Primi tentativi e dunque sarebbe vano aspettarsi, da queste pagine spesso frammentarie di un’artista adolescente o addirittura bambina, da progetti non sempre portati a compimento, da scritti destinati ad un pubblico familiare (erano otto i figli del reverendo George Austen e di Cassandra Leigh), cui spesso venivano letti ad alta voce, quei risultati che si avranno solo a partire dall’Abbazia (scritto nel 1798-99, ma per varie vicende editoriali pubblicato postumo). Ma se si rinuncia a tale aspettativa e non si cerca in questi Juvenilia quel che non può esserci, la lettura può essere non solo ricca d’interesse ma invero affascinante. Quel che troviamo, infatti, è il primo laboratorio di quella che diventerà entro pochi anni una romanziera nel cui lavoro culmina la grande e ricca esperienza del romanzo e del saggio inglese del Settecento e si preparano le conquiste della narrativa dell’Ottocento (e anche del Novecento).

_CONSEGNA_.
Secondo il testo sugli Juvenilia, quanti figli avevano il reverendo George Austen e Cassandra Leigh? Rispondi per favore in poche parole.

_DATI MOSTRATI_.
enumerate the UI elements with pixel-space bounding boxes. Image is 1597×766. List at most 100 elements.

_SOLUZIONE_.
Otto figli.